Return only the number of lines that hold "JSON".

========================================================================

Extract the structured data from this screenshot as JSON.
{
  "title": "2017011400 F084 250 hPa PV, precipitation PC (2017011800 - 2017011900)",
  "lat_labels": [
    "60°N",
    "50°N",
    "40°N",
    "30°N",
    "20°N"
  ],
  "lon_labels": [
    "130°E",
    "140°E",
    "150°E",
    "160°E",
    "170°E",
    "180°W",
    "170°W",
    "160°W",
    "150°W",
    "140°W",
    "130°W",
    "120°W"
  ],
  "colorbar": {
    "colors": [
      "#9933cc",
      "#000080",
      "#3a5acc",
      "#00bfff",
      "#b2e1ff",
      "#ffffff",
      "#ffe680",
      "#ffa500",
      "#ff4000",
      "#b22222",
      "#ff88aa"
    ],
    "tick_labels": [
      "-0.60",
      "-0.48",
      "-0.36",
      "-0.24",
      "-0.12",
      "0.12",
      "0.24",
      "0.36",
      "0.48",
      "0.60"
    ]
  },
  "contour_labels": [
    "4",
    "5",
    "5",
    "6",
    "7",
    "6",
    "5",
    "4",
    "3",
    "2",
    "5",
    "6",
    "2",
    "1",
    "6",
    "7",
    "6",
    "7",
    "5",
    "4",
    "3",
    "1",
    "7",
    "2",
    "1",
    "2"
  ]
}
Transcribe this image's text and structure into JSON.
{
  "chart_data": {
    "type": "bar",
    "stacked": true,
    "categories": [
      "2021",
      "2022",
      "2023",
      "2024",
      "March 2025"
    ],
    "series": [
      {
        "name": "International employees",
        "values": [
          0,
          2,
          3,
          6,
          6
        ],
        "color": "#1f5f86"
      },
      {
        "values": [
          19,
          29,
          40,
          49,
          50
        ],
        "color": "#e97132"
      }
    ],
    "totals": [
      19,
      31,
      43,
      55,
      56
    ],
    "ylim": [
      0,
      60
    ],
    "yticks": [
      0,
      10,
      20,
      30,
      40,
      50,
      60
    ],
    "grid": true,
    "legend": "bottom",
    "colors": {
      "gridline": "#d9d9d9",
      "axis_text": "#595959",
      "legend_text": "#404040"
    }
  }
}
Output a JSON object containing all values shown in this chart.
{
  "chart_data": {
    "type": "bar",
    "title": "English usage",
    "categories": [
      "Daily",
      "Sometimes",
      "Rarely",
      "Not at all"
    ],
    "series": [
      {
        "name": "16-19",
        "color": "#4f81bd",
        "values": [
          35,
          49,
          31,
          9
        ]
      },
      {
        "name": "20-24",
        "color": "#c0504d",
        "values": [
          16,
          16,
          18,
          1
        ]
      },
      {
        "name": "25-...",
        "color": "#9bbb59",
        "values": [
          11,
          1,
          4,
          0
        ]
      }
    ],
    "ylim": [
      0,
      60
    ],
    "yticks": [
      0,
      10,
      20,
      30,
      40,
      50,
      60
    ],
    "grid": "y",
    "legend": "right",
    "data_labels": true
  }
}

========================================================================

**THE RESPONSE:** 3